+++ Passage given

With this project we aim to analyse the effects of DQN's [1] tricks on divergence. That is, we take a close look into Experience Replay and employing a separate Target Network. What happens without these tricks? Can we get the same results with only one of them? Are there any drawbacks to having both enabled?
All these can be answered with our DQN testbed.
We have listed all required dependencies in the Conda environment.yml
file.
We use Hydra for configuration. A list of the default parameters can be obtained by running
$ python ./dqn.py --help
dqn is powered by Hydra.
[...]
== Config ==
Override anything in the config (foo.bar=value)
seed: 42
env: CartPole-v1
batch_size: 32
sample_memory: true
memory_capacity: 1000000
hidden_sizes:
- 128
num_episodes: 200
epsilon: 1.0
epsilon_lower_bound: 0.1
discount_factor: 0.99
exploration_steps: 400
optimizer: Adam
lr: 0.001
use_target_net: true
update_target_freq: 10000
log_freq: 20
These can easily be changed via the command line, and a search space of different parameters can also be explored:
$ python ./dqn.py discount_factor=0.99 use_target_net=False,True update_target_freq=2000 sample_memory=False,True num_episodes=700 env="Acrobot-v1" seed=24,23,22,21,20,19,18,17
Each experiment will result in a new subdirectory to be created under ./experiments/
.
We provide a utility script to geenrate 4 different kinds of plots. Namely, one can
- visualise the amount of soft divergence (
$$\max|Q|$$ ) over time, throughout the episodes;
$ python ./plotting_utils.py --discount=0.99 --q_values --environment="Acrobot-v1"
- visualise a violin plot with the distribution of the
$$max|Q|$$ (from the last batch):
$ python ./plotting_utils.py --discount=0.99 --environment="Acrobot-v1"
- visualise a violin plot with the distribution of the discounted returns (from the last batch):
$ python ./plotting_utils.py --discount=0.99 --rewards --environment="Acrobot-v1"
- and, most importantly, generate a scatter plot, outlining the connection between divergence and a good policy:
$ python ./plotting_utils.py --discount=0.99 --reward_q_values --environment="Acrobot-v1"
We have provided the results of our experiments under the ./img/
folder.
[1] Mnih, Volodymyr, et al. "Human-level control through deep reinforcement learning." nature 518.7540 (2015): 529-533.

++++++

### [Stated problem 1]
According to the DQN testbed page, where is a new subdirectory created for each experiment?

+++ Data to process

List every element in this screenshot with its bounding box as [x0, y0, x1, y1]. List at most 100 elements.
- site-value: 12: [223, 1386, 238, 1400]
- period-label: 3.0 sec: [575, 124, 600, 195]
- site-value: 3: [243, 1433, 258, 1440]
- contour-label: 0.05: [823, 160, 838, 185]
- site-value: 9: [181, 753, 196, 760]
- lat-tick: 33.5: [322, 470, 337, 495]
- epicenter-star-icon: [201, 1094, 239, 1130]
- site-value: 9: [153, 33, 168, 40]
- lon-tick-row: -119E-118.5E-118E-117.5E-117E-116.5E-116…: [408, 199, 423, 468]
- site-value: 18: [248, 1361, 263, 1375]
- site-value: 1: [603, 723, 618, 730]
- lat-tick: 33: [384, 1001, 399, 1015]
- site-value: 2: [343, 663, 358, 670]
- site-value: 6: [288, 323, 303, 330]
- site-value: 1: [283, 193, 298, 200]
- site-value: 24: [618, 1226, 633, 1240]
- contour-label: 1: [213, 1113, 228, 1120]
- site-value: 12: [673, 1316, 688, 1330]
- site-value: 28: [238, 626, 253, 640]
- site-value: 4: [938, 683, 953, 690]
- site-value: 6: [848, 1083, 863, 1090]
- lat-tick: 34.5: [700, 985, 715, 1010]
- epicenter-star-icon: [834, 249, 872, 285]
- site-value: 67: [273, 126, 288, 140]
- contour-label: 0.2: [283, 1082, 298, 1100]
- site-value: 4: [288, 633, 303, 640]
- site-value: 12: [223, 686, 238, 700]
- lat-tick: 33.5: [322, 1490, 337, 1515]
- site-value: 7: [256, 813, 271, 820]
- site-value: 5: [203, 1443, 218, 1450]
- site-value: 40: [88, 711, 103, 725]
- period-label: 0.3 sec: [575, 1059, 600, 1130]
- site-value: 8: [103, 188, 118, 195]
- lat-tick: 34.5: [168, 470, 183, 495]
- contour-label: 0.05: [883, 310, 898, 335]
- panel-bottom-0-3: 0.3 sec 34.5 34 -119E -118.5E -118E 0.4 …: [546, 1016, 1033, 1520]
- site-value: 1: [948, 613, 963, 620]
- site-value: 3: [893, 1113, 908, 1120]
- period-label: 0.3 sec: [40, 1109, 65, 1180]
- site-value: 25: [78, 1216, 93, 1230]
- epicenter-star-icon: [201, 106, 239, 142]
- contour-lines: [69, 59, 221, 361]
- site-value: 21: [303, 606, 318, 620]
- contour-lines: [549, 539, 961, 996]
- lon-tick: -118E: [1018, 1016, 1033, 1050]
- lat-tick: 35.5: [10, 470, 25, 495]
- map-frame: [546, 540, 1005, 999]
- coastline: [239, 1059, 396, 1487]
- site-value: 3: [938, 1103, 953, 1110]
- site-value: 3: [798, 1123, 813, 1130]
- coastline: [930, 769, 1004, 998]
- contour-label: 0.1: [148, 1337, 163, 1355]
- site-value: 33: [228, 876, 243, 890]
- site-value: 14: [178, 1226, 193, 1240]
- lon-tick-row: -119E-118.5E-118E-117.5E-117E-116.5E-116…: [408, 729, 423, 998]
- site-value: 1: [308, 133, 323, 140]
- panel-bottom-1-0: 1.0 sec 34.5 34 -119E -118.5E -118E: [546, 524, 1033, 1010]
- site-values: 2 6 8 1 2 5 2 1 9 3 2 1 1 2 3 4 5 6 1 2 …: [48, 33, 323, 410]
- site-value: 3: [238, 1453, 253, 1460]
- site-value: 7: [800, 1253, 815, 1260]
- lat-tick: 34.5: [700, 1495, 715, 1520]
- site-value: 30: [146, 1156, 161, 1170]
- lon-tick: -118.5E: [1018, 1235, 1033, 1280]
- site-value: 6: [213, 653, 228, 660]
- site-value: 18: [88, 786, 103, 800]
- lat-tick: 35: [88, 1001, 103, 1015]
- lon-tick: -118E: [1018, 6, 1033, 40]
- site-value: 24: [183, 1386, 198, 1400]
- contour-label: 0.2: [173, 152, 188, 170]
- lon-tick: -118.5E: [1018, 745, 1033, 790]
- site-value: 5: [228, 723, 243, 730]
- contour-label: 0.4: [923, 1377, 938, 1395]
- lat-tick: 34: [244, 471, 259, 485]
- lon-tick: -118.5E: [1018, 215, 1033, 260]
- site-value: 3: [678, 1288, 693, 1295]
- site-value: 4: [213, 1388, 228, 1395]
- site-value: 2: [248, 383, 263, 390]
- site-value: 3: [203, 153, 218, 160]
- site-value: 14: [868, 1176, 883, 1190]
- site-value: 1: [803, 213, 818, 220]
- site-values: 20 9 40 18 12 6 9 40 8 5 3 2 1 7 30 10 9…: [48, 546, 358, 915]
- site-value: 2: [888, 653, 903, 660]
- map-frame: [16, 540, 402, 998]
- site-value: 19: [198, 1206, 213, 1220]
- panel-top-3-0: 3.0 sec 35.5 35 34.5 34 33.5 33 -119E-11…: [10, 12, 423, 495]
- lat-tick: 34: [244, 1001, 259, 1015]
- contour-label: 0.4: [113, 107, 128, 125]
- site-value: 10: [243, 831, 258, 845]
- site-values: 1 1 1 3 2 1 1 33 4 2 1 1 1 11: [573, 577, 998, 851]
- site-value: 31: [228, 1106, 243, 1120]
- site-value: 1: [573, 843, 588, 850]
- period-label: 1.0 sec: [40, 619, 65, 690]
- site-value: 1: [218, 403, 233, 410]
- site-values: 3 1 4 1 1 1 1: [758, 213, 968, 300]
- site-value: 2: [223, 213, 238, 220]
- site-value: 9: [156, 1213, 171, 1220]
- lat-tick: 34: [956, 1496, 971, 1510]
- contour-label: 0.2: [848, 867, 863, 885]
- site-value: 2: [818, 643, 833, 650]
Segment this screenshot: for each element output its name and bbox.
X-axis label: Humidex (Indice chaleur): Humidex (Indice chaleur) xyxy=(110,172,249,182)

++++++

### [Stated problem 2]
Could you reproduce the rows verbatim, from the start of the rows through the line that contains "- lat-tick: 33: [384, 1001, 399, 1015]", both ends included?

### [Correct result 1]
Under ./experiments/.

### [Correct result 2]
List every element in this screenshot with its bounding box as [x0, y0, x1, y1]. List at most 100 elements.
- site-value: 12: [223, 1386, 238, 1400]
- period-label: 3.0 sec: [575, 124, 600, 195]
- site-value: 3: [243, 1433, 258, 1440]
- contour-label: 0.05: [823, 160, 838, 185]
- site-value: 9: [181, 753, 196, 760]
- lat-tick: 33.5: [322, 470, 337, 495]
- epicenter-star-icon: [201, 1094, 239, 1130]
- site-value: 9: [153, 33, 168, 40]
- lon-tick-row: -119E-118.5E-118E-117.5E-117E-116.5E-116…: [408, 199, 423, 468]
- site-value: 18: [248, 1361, 263, 1375]
- site-value: 1: [603, 723, 618, 730]
- lat-tick: 33: [384, 1001, 399, 1015]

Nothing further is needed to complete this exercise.